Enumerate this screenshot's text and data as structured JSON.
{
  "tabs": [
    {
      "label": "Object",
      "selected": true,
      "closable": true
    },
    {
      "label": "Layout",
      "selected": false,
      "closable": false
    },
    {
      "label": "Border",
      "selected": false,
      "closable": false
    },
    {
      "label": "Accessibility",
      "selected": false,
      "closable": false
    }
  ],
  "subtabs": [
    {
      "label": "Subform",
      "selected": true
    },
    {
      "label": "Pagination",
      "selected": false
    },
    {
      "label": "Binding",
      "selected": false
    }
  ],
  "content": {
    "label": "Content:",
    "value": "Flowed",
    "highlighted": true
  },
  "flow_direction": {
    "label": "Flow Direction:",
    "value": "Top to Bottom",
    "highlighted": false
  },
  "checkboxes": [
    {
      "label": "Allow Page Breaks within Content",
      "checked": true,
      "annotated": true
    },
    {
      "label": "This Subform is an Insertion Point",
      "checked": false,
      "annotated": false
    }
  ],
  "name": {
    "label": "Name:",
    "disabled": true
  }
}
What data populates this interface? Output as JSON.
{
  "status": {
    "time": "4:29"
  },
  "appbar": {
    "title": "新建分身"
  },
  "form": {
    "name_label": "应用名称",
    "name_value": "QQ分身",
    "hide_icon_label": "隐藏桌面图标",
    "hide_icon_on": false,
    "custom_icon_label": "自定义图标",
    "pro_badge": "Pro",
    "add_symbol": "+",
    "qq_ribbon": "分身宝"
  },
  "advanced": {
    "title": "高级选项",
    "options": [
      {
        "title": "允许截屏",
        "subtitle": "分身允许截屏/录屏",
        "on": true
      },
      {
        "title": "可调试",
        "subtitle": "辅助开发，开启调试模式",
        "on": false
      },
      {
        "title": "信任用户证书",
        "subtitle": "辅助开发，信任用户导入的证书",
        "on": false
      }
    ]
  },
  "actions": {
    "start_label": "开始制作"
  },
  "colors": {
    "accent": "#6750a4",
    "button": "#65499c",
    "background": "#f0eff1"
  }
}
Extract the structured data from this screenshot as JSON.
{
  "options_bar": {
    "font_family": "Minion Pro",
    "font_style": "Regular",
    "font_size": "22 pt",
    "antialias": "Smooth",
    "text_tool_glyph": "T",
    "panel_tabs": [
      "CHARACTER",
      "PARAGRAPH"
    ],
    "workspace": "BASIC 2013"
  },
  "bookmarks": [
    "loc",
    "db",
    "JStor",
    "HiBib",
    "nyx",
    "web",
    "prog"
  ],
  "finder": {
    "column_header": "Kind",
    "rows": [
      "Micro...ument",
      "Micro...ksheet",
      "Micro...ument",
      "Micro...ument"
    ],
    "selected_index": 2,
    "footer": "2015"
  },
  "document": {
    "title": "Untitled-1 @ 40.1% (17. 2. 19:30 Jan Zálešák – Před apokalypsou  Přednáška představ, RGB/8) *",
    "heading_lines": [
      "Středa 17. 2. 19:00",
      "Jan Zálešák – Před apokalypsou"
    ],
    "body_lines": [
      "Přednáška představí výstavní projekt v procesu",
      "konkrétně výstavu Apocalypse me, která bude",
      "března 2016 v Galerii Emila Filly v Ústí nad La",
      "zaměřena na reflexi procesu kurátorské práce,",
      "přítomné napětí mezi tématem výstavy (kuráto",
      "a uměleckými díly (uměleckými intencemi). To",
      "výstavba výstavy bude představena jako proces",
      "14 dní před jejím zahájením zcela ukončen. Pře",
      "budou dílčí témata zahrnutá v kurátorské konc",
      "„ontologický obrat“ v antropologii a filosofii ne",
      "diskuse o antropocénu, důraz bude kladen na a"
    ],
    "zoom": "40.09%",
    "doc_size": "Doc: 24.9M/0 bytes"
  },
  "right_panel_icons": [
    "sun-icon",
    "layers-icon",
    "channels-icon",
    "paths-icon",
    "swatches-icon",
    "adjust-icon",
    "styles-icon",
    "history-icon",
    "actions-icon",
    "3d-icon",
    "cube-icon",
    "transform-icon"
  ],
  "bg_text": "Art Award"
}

--- --- ---

• _PROBLEM DETAILS_
Restate the data above exactly, keeping each word as it stands.

• _SOLUTION FOR THIS PROBLEM_
Enumerate this screenshot's text and data as structured JSON.
{
  "tabs": [
    {
      "label": "Object",
      "selected": true,
      "closable": true
    },
    {
      "label": "Layout",
      "selected": false,
      "closable": false
    },
    {
      "label": "Border",
      "selected": false,
      "closable": false
    },
    {
      "label": "Accessibility",
      "selected": false,
      "closable": false
    }
  ],
  "subtabs": [
    {
      "label": "Subform",
      "selected": true
    },
    {
      "label": "Pagination",
      "selected": false
    },
    {
      "label": "Binding",
      "selected": false
    }
  ],
  "content": {
    "label": "Content:",
    "value": "Flowed",
    "highlighted": true
  },
  "flow_direction": {
    "label": "Flow Direction:",
    "value": "Top to Bottom",
    "highlighted": false
  },
  "checkboxes": [
    {
      "label": "Allow Page Breaks within Content",
      "checked": true,
      "annotated": true
    },
    {
      "label": "This Subform is an Insertion Point",
      "checked": false,
      "annotated": false
    }
  ],
  "name": {
    "label": "Name:",
    "disabled": true
  }
}
What data populates this interface? Output as JSON.
{
  "status": {
    "time": "4:29"
  },
  "appbar": {
    "title": "新建分身"
  },
  "form": {
    "name_label": "应用名称",
    "name_value": "QQ分身",
    "hide_icon_label": "隐藏桌面图标",
    "hide_icon_on": false,
    "custom_icon_label": "自定义图标",
    "pro_badge": "Pro",
    "add_symbol": "+",
    "qq_ribbon": "分身宝"
  },
  "advanced": {
    "title": "高级选项",
    "options": [
      {
        "title": "允许截屏",
        "subtitle": "分身允许截屏/录屏",
        "on": true
      },
      {
        "title": "可调试",
        "subtitle": "辅助开发，开启调试模式",
        "on": false
      },
      {
        "title": "信任用户证书",
        "subtitle": "辅助开发，信任用户导入的证书",
        "on": false
      }
    ]
  },
  "actions": {
    "start_label": "开始制作"
  },
  "colors": {
    "accent": "#6750a4",
    "button": "#65499c",
    "background": "#f0eff1"
  }
}
Extract the structured data from this screenshot as JSON.
{
  "options_bar": {
    "font_family": "Minion Pro",
    "font_style": "Regular",
    "font_size": "22 pt",
    "antialias": "Smooth",
    "text_tool_glyph": "T",
    "panel_tabs": [
      "CHARACTER",
      "PARAGRAPH"
    ],
    "workspace": "BASIC 2013"
  },
  "bookmarks": [
    "loc",
    "db",
    "JStor",
    "HiBib",
    "nyx",
    "web",
    "prog"
  ],
  "finder": {
    "column_header": "Kind",
    "rows": [
      "Micro...ument",
      "Micro...ksheet",
      "Micro...ument",
      "Micro...ument"
    ],
    "selected_index": 2,
    "footer": "2015"
  },
  "document": {
    "title": "Untitled-1 @ 40.1% (17. 2. 19:30 Jan Zálešák – Před apokalypsou  Přednáška představ, RGB/8) *",
    "heading_lines": [
      "Středa 17. 2. 19:00",
      "Jan Zálešák – Před apokalypsou"
    ],
    "body_lines": [
      "Přednáška představí výstavní projekt v procesu",
      "konkrétně výstavu Apocalypse me, která bude",
      "března 2016 v Galerii Emila Filly v Ústí nad La",
      "zaměřena na reflexi procesu kurátorské práce,",
      "přítomné napětí mezi tématem výstavy (kuráto",
      "a uměleckými díly (uměleckými intencemi). To",
      "výstavba výstavy bude představena jako proces",
      "14 dní před jejím zahájením zcela ukončen. Pře",
      "budou dílčí témata zahrnutá v kurátorské konc",
      "„ontologický obrat“ v antropologii a filosofii ne",
      "diskuse o antropocénu, důraz bude kladen na a"
    ],
    "zoom": "40.09%",
    "doc_size": "Doc: 24.9M/0 bytes"
  },
  "right_panel_icons": [
    "sun-icon",
    "layers-icon",
    "channels-icon",
    "paths-icon",
    "swatches-icon",
    "adjust-icon",
    "styles-icon",
    "history-icon",
    "actions-icon",
    "3d-icon",
    "cube-icon",
    "transform-icon"
  ],
  "bg_text": "Art Award"
}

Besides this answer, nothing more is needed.